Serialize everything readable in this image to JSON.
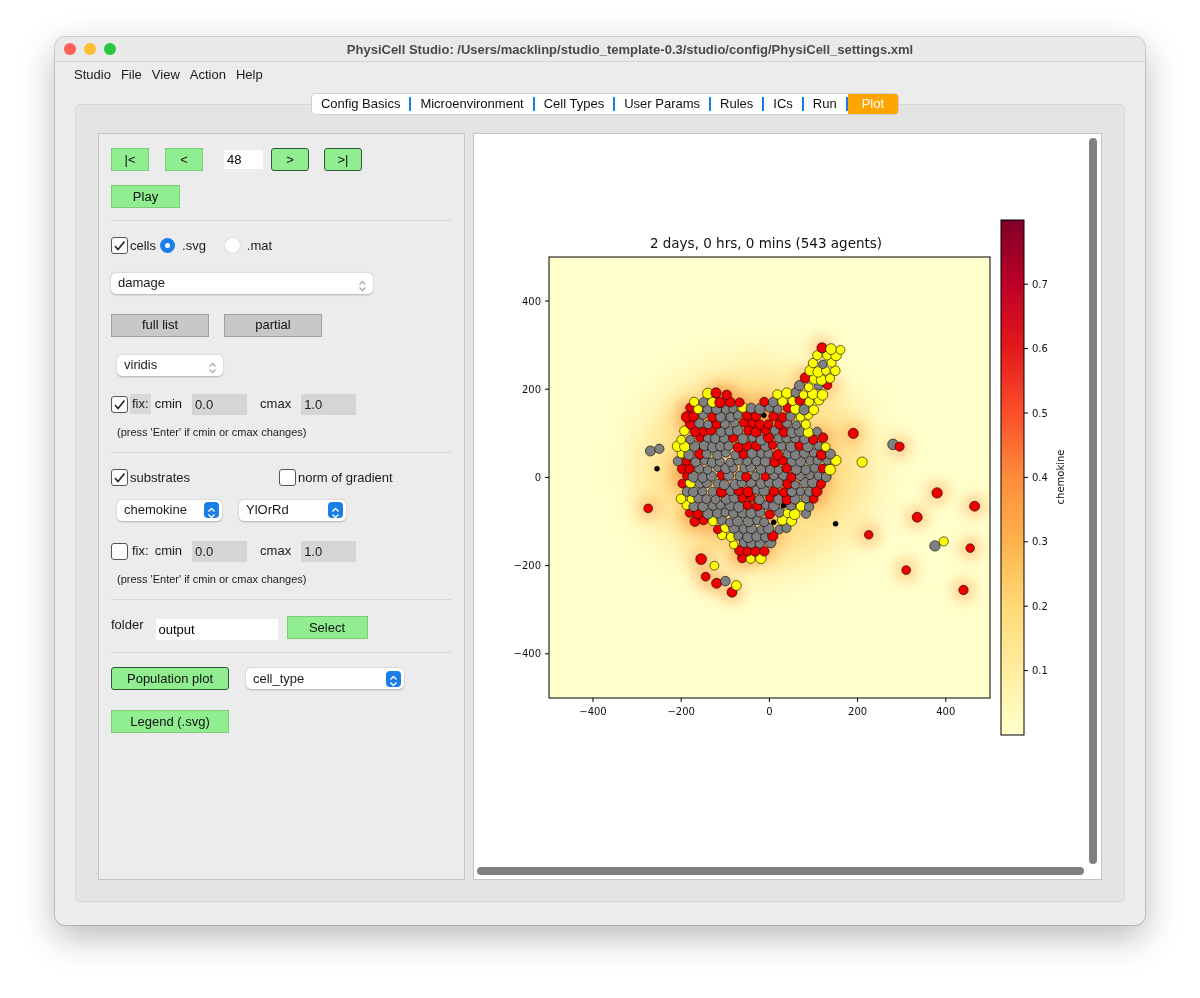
{
  "window": {
    "title": "PhysiCell Studio: /Users/macklinp/studio_template-0.3/studio/config/PhysiCell_settings.xml"
  },
  "menu": [
    "Studio",
    "File",
    "View",
    "Action",
    "Help"
  ],
  "tabs": [
    {
      "label": "Config Basics",
      "selected": false
    },
    {
      "label": "Microenvironment",
      "selected": false
    },
    {
      "label": "Cell Types",
      "selected": false
    },
    {
      "label": "User Params",
      "selected": false
    },
    {
      "label": "Rules",
      "selected": false
    },
    {
      "label": "ICs",
      "selected": false
    },
    {
      "label": "Run",
      "selected": false
    },
    {
      "label": "Plot",
      "selected": true
    }
  ],
  "playback": {
    "controls": [
      {
        "kind": "button",
        "label": "|<",
        "outlined": false
      },
      {
        "kind": "button",
        "label": "<",
        "outlined": false
      },
      {
        "kind": "field",
        "value": "48"
      },
      {
        "kind": "button",
        "label": ">",
        "outlined": true
      },
      {
        "kind": "button",
        "label": ">|",
        "outlined": true
      }
    ],
    "play_button": "Play"
  },
  "cells": {
    "label": "cells",
    "checked": true,
    "formats": [
      {
        "label": ".svg",
        "selected": true
      },
      {
        "label": ".mat",
        "selected": false
      }
    ],
    "variable": {
      "value": "damage",
      "active": false
    },
    "buttons": [
      "full list",
      "partial"
    ],
    "colormap": {
      "value": "viridis",
      "active": false
    },
    "fix": {
      "label": "fix:",
      "checked": true,
      "cmin_label": "cmin",
      "cmin": "0.0",
      "cmax_label": "cmax",
      "cmax": "1.0"
    },
    "note": "(press 'Enter' if cmin or cmax changes)"
  },
  "substrates": {
    "label": "substrates",
    "checked": true,
    "gradient": {
      "label": "norm of gradient",
      "checked": false
    },
    "substrate": {
      "value": "chemokine",
      "active": true
    },
    "colormap": {
      "value": "YlOrRd",
      "active": true
    },
    "fix": {
      "label": "fix:",
      "checked": false,
      "cmin_label": "cmin",
      "cmin": "0.0",
      "cmax_label": "cmax",
      "cmax": "1.0"
    },
    "note": "(press 'Enter' if cmin or cmax changes)"
  },
  "folder": {
    "label": "folder",
    "value": "output",
    "button": "Select"
  },
  "population": {
    "button": "Population plot",
    "field": {
      "value": "cell_type",
      "active": true
    },
    "legend_button": "Legend (.svg)"
  },
  "plot": {
    "title": "2 days, 0 hrs, 0 mins (543 agents)",
    "xticks": [
      "−400",
      "−200",
      "0",
      "200",
      "400"
    ],
    "yticks": [
      "400",
      "200",
      "0",
      "−200",
      "−400"
    ],
    "colorbar": {
      "label": "chemokine",
      "ticks": [
        "0.7",
        "0.6",
        "0.5",
        "0.4",
        "0.3",
        "0.2",
        "0.1"
      ]
    }
  }
}
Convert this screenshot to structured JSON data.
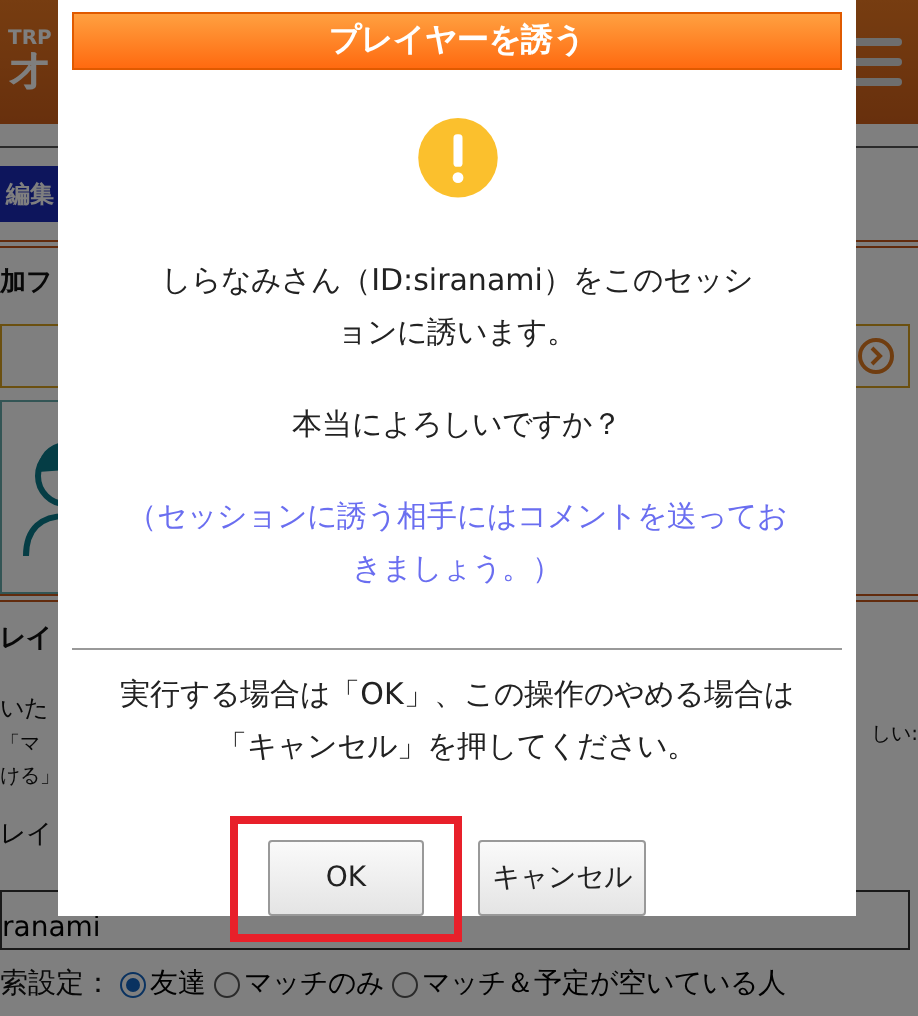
{
  "background": {
    "logo": {
      "text": "TRP",
      "mark": "オ"
    },
    "edit_button": "編集",
    "section_1_heading": "加フ",
    "section_2_heading": "レイ",
    "section_2_lines": [
      "いた",
      "「マ",
      "ける」"
    ],
    "right_note": "しい:",
    "field_label": "レイ",
    "field_value": "ranami",
    "search_settings": {
      "label": "索設定：",
      "options": [
        {
          "label": "友達",
          "selected": true
        },
        {
          "label": "マッチのみ",
          "selected": false
        },
        {
          "label": "マッチ＆予定が空いている人",
          "selected": false
        }
      ]
    }
  },
  "dialog": {
    "title": "プレイヤーを誘う",
    "message": "しらなみさん（ID:siranami）をこのセッションに誘います。",
    "question": "本当によろしいですか？",
    "note": "（セッションに誘う相手にはコメントを送っておきましょう。）",
    "instruction": "実行する場合は「OK」、この操作のやめる場合は「キャンセル」を押してください。",
    "buttons": [
      {
        "label": "OK",
        "highlighted": true
      },
      {
        "label": "キャンセル",
        "highlighted": false
      }
    ]
  }
}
====
> _What you need to do_
Repeat each line of the records above exactly, but do not copy the pictures.

> _Answer to this problem_
Serialize everything readable in this image to JSON.
{
  "window": {
    "title": "PhysiCell Studio: /Users/macklinp/studio_template-0.3/studio/config/PhysiCell_settings.xml"
  },
  "menu": [
    "Studio",
    "File",
    "View",
    "Action",
    "Help"
  ],
  "tabs": [
    {
      "label": "Config Basics",
      "selected": false
    },
    {
      "label": "Microenvironment",
      "selected": false
    },
    {
      "label": "Cell Types",
      "selected": false
    },
    {
      "label": "User Params",
      "selected": false
    },
    {
      "label": "Rules",
      "selected": false
    },
    {
      "label": "ICs",
      "selected": false
    },
    {
      "label": "Run",
      "selected": false
    },
    {
      "label": "Plot",
      "selected": true
    }
  ],
  "playback": {
    "controls": [
      {
        "kind": "button",
        "label": "|<",
        "outlined": false
      },
      {
        "kind": "button",
        "label": "<",
        "outlined": false
      },
      {
        "kind": "field",
        "value": "48"
      },
      {
        "kind": "button",
        "label": ">",
        "outlined": true
      },
      {
        "kind": "button",
        "label": ">|",
        "outlined": true
      }
    ],
    "play_button": "Play"
  },
  "cells": {
    "label": "cells",
    "checked": true,
    "formats": [
      {
        "label": ".svg",
        "selected": true
      },
      {
        "label": ".mat",
        "selected": false
      }
    ],
    "variable": {
      "value": "damage",
      "active": false
    },
    "buttons": [
      "full list",
      "partial"
    ],
    "colormap": {
      "value": "viridis",
      "active": false
    },
    "fix": {
      "label": "fix:",
      "checked": true,
      "cmin_label": "cmin",
      "cmin": "0.0",
      "cmax_label": "cmax",
      "cmax": "1.0"
    },
    "note": "(press 'Enter' if cmin or cmax changes)"
  },
  "substrates": {
    "label": "substrates",
    "checked": true,
    "gradient": {
      "label": "norm of gradient",
      "checked": false
    },
    "substrate": {
      "value": "chemokine",
      "active": true
    },
    "colormap": {
      "value": "YlOrRd",
      "active": true
    },
    "fix": {
      "label": "fix:",
      "checked": false,
      "cmin_label": "cmin",
      "cmin": "0.0",
      "cmax_label": "cmax",
      "cmax": "1.0"
    },
    "note": "(press 'Enter' if cmin or cmax changes)"
  },
  "folder": {
    "label": "folder",
    "value": "output",
    "button": "Select"
  },
  "population": {
    "button": "Population plot",
    "field": {
      "value": "cell_type",
      "active": true
    },
    "legend_button": "Legend (.svg)"
  },
  "plot": {
    "title": "2 days, 0 hrs, 0 mins (543 agents)",
    "xticks": [
      "−400",
      "−200",
      "0",
      "200",
      "400"
    ],
    "yticks": [
      "400",
      "200",
      "0",
      "−200",
      "−400"
    ],
    "colorbar": {
      "label": "chemokine",
      "ticks": [
        "0.7",
        "0.6",
        "0.5",
        "0.4",
        "0.3",
        "0.2",
        "0.1"
      ]
    }
  }
}
Convert this screenshot to structured JSON data.
{
  "background": {
    "logo": {
      "text": "TRP",
      "mark": "オ"
    },
    "edit_button": "編集",
    "section_1_heading": "加フ",
    "section_2_heading": "レイ",
    "section_2_lines": [
      "いた",
      "「マ",
      "ける」"
    ],
    "right_note": "しい:",
    "field_label": "レイ",
    "field_value": "ranami",
    "search_settings": {
      "label": "索設定：",
      "options": [
        {
          "label": "友達",
          "selected": true
        },
        {
          "label": "マッチのみ",
          "selected": false
        },
        {
          "label": "マッチ＆予定が空いている人",
          "selected": false
        }
      ]
    }
  },
  "dialog": {
    "title": "プレイヤーを誘う",
    "message": "しらなみさん（ID:siranami）をこのセッションに誘います。",
    "question": "本当によろしいですか？",
    "note": "（セッションに誘う相手にはコメントを送っておきましょう。）",
    "instruction": "実行する場合は「OK」、この操作のやめる場合は「キャンセル」を押してください。",
    "buttons": [
      {
        "label": "OK",
        "highlighted": true
      },
      {
        "label": "キャンセル",
        "highlighted": false
      }
    ]
  }
}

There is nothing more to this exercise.